## SHORT EXERCISE:
Track down every line below that holds "Error" and copy it.

## Some records:
○ ○ ○

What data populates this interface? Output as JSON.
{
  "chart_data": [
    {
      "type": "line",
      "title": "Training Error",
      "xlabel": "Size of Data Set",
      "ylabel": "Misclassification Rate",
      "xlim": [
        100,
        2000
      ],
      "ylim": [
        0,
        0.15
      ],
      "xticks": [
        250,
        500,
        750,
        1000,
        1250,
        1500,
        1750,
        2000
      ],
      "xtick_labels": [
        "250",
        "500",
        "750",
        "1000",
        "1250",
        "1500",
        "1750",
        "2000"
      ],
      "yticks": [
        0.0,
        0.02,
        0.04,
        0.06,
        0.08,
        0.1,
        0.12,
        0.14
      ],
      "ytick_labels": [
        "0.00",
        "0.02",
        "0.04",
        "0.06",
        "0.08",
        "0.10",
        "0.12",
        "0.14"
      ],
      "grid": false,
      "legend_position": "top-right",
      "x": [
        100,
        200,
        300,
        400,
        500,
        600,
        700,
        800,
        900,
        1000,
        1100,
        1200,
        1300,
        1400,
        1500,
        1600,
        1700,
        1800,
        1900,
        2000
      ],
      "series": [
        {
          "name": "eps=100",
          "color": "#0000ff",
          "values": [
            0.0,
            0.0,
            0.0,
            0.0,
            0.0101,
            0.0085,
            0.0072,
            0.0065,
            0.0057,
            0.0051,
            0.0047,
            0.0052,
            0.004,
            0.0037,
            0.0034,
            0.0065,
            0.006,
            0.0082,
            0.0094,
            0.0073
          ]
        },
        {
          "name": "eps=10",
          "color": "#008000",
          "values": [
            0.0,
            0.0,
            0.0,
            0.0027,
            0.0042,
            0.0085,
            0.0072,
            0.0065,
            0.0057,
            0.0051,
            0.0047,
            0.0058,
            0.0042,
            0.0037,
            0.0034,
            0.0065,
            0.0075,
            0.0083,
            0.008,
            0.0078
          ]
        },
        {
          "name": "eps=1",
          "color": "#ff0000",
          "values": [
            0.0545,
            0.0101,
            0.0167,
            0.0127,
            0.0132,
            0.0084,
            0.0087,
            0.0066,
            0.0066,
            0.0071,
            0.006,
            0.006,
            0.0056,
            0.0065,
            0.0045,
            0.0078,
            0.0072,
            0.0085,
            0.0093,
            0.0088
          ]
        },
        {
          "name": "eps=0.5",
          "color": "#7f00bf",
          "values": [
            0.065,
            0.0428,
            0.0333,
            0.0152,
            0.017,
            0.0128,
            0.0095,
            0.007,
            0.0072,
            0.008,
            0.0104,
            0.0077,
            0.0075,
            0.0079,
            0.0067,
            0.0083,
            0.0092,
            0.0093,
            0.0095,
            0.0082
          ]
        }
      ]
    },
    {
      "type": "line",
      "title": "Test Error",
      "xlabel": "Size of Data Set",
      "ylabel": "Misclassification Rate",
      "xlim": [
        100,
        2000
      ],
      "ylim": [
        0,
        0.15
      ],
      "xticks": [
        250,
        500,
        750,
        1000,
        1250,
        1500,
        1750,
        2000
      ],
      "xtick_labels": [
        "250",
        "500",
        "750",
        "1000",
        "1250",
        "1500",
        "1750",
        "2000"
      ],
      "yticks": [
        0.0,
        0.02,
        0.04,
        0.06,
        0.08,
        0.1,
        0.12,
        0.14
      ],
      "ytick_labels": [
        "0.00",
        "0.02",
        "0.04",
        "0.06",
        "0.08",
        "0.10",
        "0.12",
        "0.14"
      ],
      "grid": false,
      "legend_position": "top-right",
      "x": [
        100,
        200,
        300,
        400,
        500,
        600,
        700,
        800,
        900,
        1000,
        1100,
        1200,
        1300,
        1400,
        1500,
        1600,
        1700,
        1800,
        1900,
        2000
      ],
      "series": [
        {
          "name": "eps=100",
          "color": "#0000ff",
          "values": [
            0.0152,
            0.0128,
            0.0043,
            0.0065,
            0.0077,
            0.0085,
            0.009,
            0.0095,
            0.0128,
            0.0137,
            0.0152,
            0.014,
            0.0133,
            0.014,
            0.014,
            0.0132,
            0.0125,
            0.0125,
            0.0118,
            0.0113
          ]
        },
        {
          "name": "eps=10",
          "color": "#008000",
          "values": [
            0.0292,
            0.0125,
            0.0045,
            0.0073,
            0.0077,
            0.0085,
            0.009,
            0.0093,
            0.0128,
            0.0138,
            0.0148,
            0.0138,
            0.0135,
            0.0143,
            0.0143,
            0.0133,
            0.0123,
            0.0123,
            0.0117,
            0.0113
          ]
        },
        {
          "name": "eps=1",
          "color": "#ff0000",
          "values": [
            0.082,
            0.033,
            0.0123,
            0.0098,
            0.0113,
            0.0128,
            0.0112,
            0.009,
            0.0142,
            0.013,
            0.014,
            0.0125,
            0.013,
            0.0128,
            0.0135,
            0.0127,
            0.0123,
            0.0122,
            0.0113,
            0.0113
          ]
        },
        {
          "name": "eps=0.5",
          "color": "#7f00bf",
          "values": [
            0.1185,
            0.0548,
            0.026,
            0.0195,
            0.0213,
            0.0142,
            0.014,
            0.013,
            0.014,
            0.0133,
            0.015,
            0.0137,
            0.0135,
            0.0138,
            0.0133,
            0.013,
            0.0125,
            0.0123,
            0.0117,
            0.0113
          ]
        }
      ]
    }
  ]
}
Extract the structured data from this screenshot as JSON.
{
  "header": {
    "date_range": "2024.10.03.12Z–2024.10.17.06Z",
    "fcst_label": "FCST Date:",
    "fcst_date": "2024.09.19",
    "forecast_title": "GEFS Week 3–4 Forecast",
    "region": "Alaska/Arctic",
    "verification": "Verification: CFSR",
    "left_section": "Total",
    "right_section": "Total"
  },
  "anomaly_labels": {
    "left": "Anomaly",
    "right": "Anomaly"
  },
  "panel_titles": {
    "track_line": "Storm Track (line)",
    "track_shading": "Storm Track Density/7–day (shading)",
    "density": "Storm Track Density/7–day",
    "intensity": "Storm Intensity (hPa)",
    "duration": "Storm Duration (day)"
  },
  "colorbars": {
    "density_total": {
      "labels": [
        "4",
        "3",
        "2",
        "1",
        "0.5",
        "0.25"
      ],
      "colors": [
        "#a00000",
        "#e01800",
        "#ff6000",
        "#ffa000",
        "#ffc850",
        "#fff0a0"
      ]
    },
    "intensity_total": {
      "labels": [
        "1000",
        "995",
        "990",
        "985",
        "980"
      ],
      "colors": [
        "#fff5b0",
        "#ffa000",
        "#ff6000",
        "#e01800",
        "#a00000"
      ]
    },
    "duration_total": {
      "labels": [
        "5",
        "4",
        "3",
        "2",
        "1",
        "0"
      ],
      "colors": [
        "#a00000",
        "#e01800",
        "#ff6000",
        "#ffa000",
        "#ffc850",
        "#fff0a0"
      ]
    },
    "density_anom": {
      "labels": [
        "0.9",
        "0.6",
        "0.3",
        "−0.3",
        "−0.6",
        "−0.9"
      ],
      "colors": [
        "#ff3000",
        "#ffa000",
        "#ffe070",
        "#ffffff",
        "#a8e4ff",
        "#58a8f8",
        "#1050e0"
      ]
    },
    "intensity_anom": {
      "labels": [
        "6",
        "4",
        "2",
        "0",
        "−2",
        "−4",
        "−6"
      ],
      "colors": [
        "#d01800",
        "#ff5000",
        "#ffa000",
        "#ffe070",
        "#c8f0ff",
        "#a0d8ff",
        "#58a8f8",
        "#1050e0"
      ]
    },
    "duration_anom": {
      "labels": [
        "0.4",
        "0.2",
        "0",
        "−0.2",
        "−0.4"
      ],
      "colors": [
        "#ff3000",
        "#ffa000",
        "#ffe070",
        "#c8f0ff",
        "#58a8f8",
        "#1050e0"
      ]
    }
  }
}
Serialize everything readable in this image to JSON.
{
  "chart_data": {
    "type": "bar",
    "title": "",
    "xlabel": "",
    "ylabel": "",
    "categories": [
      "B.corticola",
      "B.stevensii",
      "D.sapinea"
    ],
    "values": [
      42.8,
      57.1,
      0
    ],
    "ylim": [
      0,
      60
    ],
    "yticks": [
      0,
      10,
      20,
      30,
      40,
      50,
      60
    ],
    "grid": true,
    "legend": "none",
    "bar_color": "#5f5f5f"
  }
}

○ ○ ○

## THE SOLUTION:
      "title": "Training Error",
      "title": "Test Error",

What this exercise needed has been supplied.